Prosegui l'intervento sulla tutela della lingua italiana e sui forestierismi dal punto in cui si interrompe.

• Segmento di testo:
>>>>
Intervento di Marco1971 »

Dario Brancato ha scritto:...concordo con il principio di fondo dell'autrice, cioè sul fatto che sarebbe ora di superare l'equazione che pone sullo stesso livello fascisti e difensori della lingua.
Anch’io! Secondo me il fatto è che non si capisce bene che mantenere integra la lingua non significa affatto adottare una politica linguistica di rigetto in blocco dei forestierismi; significherebbe, invece, adottare solo quelli indispensabili (che non si possono tradurre o rendere con neoconi), adattandone almeno la grafia – se troppo costa andare fino in fondo e fare l’adattamento completo (come bovindo da bow-window).
Dario Brancato ha scritto:Solo cosí, infatti, sarebbe possibile ridestare l'interesse dei linguisti. Per tale ragione, sono d'accordo con Marco e Roberto: secondo me (ma forse sono ingenuo) la creazione di un osservatorio sulla lingua patrocinato dallo stato, non sarebbe né impossibile, né costosa. Si potrebbe, infatti, alleviare l'onere dei costi richiedendo la collaborazione delle università straniere e degli istituti italiani di cultura. E chissà che non salti fuori un vecchio mecenate pronto a donare un milione di dollari alla Crusca...
<<<<
• Estratti dei dati:
>>>>
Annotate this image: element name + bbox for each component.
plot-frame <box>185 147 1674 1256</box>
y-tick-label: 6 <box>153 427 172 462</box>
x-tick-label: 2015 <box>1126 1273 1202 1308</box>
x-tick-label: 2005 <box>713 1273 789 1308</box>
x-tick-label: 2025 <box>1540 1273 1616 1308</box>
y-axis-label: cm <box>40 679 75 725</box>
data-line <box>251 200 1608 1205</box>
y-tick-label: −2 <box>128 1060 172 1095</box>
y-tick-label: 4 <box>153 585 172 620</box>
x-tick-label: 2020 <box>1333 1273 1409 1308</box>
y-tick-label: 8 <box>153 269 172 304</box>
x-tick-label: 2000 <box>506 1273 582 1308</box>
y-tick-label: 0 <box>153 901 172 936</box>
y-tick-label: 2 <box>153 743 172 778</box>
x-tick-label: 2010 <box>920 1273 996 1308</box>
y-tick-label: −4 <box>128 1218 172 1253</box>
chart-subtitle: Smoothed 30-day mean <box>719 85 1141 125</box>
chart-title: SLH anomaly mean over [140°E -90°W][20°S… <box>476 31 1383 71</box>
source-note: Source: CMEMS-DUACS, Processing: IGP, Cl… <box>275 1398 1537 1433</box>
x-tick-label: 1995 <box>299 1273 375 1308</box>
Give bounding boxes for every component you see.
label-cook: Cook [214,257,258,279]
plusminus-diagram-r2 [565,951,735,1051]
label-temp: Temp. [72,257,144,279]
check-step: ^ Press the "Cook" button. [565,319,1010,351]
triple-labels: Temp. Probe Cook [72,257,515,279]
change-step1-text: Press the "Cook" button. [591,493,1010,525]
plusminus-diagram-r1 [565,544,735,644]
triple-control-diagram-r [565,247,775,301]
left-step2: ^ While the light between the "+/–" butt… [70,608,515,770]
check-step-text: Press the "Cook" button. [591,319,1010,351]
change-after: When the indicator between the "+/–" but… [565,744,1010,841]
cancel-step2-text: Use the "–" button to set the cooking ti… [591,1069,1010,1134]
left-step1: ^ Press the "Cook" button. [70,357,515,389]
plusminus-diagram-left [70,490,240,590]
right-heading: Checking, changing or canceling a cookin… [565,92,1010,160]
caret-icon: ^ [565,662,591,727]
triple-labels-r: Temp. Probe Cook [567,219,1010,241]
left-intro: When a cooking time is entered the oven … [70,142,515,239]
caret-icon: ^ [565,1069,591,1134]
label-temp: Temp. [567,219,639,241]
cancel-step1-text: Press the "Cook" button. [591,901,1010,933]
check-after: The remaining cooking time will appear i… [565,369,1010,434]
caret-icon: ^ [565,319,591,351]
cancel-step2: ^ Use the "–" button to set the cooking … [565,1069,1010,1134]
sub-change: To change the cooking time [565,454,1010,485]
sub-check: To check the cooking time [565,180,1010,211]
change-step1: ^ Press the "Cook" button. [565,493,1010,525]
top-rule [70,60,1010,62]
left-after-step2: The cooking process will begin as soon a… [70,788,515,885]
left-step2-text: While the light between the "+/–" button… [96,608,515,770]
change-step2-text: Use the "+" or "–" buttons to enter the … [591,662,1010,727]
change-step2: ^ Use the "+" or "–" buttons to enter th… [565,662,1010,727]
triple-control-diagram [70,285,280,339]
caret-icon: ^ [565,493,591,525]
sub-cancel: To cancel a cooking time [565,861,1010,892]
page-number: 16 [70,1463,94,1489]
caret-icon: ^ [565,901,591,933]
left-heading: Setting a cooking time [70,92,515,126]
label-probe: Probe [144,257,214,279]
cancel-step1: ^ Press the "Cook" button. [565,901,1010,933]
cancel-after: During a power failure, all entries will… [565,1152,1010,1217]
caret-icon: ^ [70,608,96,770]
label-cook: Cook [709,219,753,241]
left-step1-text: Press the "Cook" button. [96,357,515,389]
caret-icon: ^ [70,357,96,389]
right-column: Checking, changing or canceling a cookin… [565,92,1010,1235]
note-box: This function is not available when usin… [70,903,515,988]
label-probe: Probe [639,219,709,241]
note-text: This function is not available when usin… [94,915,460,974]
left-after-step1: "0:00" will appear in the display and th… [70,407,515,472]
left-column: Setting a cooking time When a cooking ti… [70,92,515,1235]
<<<<
• Risultato:
Ciò che trovo allarmante è proprio il fatto che molti linguisti ritengano del tutto normale lasciare che si saccheggi la lingua, e che se ne lavino le mani col nobile concetto di «evoluzione spontanea», atteggiandosi a elaboratori elettronici che non oltrepassano la dimensione analitica per giungere a una visione critica.

Quello dei fondi è forse un falso problema. Io mi auguro che qualcosa realmente si faccia; ma devo ammettere che sono molto perplesso, per non dire scoraggiato, e un episodio come il disegno di legge per un Consiglio Superiore della Lingua Italiana la dice lunga sul nostro Paese...
Ma quella lingua si chiama d’una patria, la quale convertisce i vocaboli ch’ella ha accattati da altri nell’uso suo, et è sí potente che i vocaboli accattati non la disordinano, ma ella disordina loro.